◆ Task to carry out
From the records, pick out and copy each line containing "this".

═════ Data lines

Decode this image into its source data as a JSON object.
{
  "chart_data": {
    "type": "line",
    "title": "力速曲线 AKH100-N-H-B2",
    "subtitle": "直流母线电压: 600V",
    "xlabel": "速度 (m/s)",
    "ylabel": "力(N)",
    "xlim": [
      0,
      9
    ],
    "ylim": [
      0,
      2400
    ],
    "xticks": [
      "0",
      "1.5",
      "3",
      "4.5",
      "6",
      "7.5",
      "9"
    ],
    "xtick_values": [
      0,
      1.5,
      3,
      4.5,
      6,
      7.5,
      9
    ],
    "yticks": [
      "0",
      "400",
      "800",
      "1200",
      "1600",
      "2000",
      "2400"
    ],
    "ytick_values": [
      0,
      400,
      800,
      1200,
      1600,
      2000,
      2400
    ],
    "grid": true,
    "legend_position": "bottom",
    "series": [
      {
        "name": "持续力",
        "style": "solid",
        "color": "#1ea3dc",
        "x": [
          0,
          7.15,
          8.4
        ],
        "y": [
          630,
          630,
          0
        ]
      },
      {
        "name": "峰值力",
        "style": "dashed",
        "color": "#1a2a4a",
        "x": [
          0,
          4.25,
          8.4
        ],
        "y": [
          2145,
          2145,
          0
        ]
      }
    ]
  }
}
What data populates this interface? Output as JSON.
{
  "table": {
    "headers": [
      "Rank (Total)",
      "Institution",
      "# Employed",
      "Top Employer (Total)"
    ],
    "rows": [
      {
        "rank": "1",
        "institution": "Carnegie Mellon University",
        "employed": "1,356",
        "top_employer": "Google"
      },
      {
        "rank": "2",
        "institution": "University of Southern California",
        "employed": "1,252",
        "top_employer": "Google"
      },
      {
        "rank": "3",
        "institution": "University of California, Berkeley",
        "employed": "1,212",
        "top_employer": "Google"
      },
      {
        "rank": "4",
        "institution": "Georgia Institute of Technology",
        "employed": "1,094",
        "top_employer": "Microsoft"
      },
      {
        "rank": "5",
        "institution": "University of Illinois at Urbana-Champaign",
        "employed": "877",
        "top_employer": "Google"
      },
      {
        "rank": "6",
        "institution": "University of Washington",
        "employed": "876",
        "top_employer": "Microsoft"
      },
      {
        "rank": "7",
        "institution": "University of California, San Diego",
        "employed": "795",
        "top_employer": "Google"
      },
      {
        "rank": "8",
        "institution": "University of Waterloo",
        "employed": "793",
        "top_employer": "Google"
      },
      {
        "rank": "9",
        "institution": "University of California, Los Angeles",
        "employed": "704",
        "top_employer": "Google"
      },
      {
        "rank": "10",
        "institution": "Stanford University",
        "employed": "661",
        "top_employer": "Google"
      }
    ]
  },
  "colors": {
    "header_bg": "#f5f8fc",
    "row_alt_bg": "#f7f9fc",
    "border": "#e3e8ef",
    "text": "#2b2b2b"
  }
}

══════════

◆ Solution to the problem
Decode this image into its source data as a JSON object.
What data populates this interface? Output as JSON.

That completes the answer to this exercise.